Start of Dataset

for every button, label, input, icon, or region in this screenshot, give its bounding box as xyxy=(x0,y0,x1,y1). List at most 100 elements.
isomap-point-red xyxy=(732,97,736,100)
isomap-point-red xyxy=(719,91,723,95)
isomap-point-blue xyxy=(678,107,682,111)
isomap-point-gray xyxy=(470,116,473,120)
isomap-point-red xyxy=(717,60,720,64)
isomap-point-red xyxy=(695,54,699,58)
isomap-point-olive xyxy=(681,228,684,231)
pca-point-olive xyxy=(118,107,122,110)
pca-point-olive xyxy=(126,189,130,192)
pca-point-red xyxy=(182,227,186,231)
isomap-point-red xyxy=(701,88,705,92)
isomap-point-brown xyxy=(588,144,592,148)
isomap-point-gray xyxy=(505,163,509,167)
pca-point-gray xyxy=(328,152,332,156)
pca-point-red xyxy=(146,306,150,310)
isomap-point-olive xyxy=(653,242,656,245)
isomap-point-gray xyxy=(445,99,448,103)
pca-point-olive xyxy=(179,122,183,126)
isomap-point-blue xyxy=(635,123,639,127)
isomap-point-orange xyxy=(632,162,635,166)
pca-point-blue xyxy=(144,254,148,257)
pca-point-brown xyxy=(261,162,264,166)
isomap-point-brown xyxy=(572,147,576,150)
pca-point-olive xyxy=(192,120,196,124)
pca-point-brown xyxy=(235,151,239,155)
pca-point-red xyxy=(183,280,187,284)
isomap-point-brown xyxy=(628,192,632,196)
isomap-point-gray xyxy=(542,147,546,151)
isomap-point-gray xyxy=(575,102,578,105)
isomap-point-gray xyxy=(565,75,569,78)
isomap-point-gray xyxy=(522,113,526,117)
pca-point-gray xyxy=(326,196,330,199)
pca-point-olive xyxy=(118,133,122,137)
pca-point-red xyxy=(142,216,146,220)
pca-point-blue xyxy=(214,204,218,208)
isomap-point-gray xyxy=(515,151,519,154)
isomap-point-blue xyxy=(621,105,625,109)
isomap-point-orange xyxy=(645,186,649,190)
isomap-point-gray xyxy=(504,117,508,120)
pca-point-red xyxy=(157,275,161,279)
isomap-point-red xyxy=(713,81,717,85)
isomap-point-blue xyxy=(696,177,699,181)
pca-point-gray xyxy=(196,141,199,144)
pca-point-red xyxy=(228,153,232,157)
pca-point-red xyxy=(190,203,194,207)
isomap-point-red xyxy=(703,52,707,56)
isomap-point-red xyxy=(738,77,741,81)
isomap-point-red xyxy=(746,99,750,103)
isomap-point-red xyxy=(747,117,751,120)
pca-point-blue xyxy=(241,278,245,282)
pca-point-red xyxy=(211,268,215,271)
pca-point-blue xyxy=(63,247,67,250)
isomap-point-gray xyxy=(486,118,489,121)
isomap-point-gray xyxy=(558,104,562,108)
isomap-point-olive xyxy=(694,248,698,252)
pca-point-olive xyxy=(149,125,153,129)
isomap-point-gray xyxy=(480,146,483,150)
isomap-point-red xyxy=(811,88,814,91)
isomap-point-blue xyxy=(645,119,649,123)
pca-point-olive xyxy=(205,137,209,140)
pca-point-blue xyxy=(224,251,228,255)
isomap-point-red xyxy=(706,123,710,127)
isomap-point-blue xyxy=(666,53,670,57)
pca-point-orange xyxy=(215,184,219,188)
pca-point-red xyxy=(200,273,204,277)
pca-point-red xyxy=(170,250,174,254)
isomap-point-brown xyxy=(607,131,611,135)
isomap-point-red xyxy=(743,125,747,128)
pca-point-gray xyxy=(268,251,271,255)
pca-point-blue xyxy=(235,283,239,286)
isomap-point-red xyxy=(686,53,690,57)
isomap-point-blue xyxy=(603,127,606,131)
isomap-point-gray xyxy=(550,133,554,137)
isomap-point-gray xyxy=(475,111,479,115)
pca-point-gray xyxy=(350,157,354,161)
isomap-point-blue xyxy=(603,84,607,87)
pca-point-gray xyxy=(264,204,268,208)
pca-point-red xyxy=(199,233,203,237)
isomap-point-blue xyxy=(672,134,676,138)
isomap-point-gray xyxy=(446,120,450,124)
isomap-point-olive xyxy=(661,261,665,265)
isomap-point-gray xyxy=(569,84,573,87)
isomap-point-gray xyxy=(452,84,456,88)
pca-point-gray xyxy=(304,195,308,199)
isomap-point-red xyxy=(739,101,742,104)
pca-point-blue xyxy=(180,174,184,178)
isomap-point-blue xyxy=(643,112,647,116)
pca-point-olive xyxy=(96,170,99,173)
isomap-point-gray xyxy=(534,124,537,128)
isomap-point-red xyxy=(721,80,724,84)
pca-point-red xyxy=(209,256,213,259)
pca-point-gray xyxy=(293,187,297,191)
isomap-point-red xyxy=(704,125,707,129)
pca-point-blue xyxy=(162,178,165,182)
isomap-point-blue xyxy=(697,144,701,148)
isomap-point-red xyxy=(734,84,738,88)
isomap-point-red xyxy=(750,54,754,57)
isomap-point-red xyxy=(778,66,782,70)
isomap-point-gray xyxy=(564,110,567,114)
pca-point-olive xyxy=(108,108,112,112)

End of Dataset

→ Directive
Reproduce every one of the records above, line for line, without changing a single character.

→ Result for this exercise
for every button, label, input, icon, or region in this screenshot, give its bounding box as xyxy=(x0,y0,x1,y1). List at most 100 elements.
isomap-point-red xyxy=(732,97,736,100)
isomap-point-red xyxy=(719,91,723,95)
isomap-point-blue xyxy=(678,107,682,111)
isomap-point-gray xyxy=(470,116,473,120)
isomap-point-red xyxy=(717,60,720,64)
isomap-point-red xyxy=(695,54,699,58)
isomap-point-olive xyxy=(681,228,684,231)
pca-point-olive xyxy=(118,107,122,110)
pca-point-olive xyxy=(126,189,130,192)
pca-point-red xyxy=(182,227,186,231)
isomap-point-red xyxy=(701,88,705,92)
isomap-point-brown xyxy=(588,144,592,148)
isomap-point-gray xyxy=(505,163,509,167)
pca-point-gray xyxy=(328,152,332,156)
pca-point-red xyxy=(146,306,150,310)
isomap-point-olive xyxy=(653,242,656,245)
isomap-point-gray xyxy=(445,99,448,103)
pca-point-olive xyxy=(179,122,183,126)
isomap-point-blue xyxy=(635,123,639,127)
isomap-point-orange xyxy=(632,162,635,166)
pca-point-blue xyxy=(144,254,148,257)
pca-point-brown xyxy=(261,162,264,166)
isomap-point-brown xyxy=(572,147,576,150)
pca-point-olive xyxy=(192,120,196,124)
pca-point-brown xyxy=(235,151,239,155)
pca-point-red xyxy=(183,280,187,284)
isomap-point-brown xyxy=(628,192,632,196)
isomap-point-gray xyxy=(542,147,546,151)
isomap-point-gray xyxy=(575,102,578,105)
isomap-point-gray xyxy=(565,75,569,78)
isomap-point-gray xyxy=(522,113,526,117)
pca-point-gray xyxy=(326,196,330,199)
pca-point-olive xyxy=(118,133,122,137)
pca-point-red xyxy=(142,216,146,220)
pca-point-blue xyxy=(214,204,218,208)
isomap-point-gray xyxy=(515,151,519,154)
isomap-point-blue xyxy=(621,105,625,109)
isomap-point-orange xyxy=(645,186,649,190)
isomap-point-gray xyxy=(504,117,508,120)
pca-point-red xyxy=(157,275,161,279)
isomap-point-red xyxy=(713,81,717,85)
isomap-point-blue xyxy=(696,177,699,181)
pca-point-gray xyxy=(196,141,199,144)
pca-point-red xyxy=(228,153,232,157)
pca-point-red xyxy=(190,203,194,207)
isomap-point-red xyxy=(703,52,707,56)
isomap-point-red xyxy=(738,77,741,81)
isomap-point-red xyxy=(746,99,750,103)
isomap-point-red xyxy=(747,117,751,120)
pca-point-blue xyxy=(241,278,245,282)
pca-point-red xyxy=(211,268,215,271)
pca-point-blue xyxy=(63,247,67,250)
isomap-point-gray xyxy=(486,118,489,121)
isomap-point-gray xyxy=(558,104,562,108)
isomap-point-olive xyxy=(694,248,698,252)
pca-point-olive xyxy=(149,125,153,129)
isomap-point-gray xyxy=(480,146,483,150)
isomap-point-red xyxy=(811,88,814,91)
isomap-point-blue xyxy=(645,119,649,123)
pca-point-olive xyxy=(205,137,209,140)
pca-point-blue xyxy=(224,251,228,255)
isomap-point-red xyxy=(706,123,710,127)
isomap-point-blue xyxy=(666,53,670,57)
pca-point-orange xyxy=(215,184,219,188)
pca-point-red xyxy=(200,273,204,277)
pca-point-red xyxy=(170,250,174,254)
isomap-point-brown xyxy=(607,131,611,135)
isomap-point-red xyxy=(743,125,747,128)
pca-point-gray xyxy=(268,251,271,255)
pca-point-blue xyxy=(235,283,239,286)
isomap-point-red xyxy=(686,53,690,57)
isomap-point-blue xyxy=(603,127,606,131)
isomap-point-gray xyxy=(550,133,554,137)
isomap-point-gray xyxy=(475,111,479,115)
pca-point-gray xyxy=(350,157,354,161)
isomap-point-blue xyxy=(603,84,607,87)
pca-point-gray xyxy=(264,204,268,208)
pca-point-red xyxy=(199,233,203,237)
isomap-point-blue xyxy=(672,134,676,138)
isomap-point-gray xyxy=(446,120,450,124)
isomap-point-olive xyxy=(661,261,665,265)
isomap-point-gray xyxy=(569,84,573,87)
isomap-point-gray xyxy=(452,84,456,88)
pca-point-gray xyxy=(304,195,308,199)
isomap-point-red xyxy=(739,101,742,104)
pca-point-blue xyxy=(180,174,184,178)
isomap-point-blue xyxy=(643,112,647,116)
pca-point-olive xyxy=(96,170,99,173)
isomap-point-gray xyxy=(534,124,537,128)
isomap-point-red xyxy=(721,80,724,84)
pca-point-red xyxy=(209,256,213,259)
pca-point-gray xyxy=(293,187,297,191)
isomap-point-red xyxy=(704,125,707,129)
pca-point-blue xyxy=(162,178,165,182)
isomap-point-blue xyxy=(697,144,701,148)
isomap-point-red xyxy=(734,84,738,88)
isomap-point-red xyxy=(750,54,754,57)
isomap-point-red xyxy=(778,66,782,70)
isomap-point-gray xyxy=(564,110,567,114)
pca-point-olive xyxy=(108,108,112,112)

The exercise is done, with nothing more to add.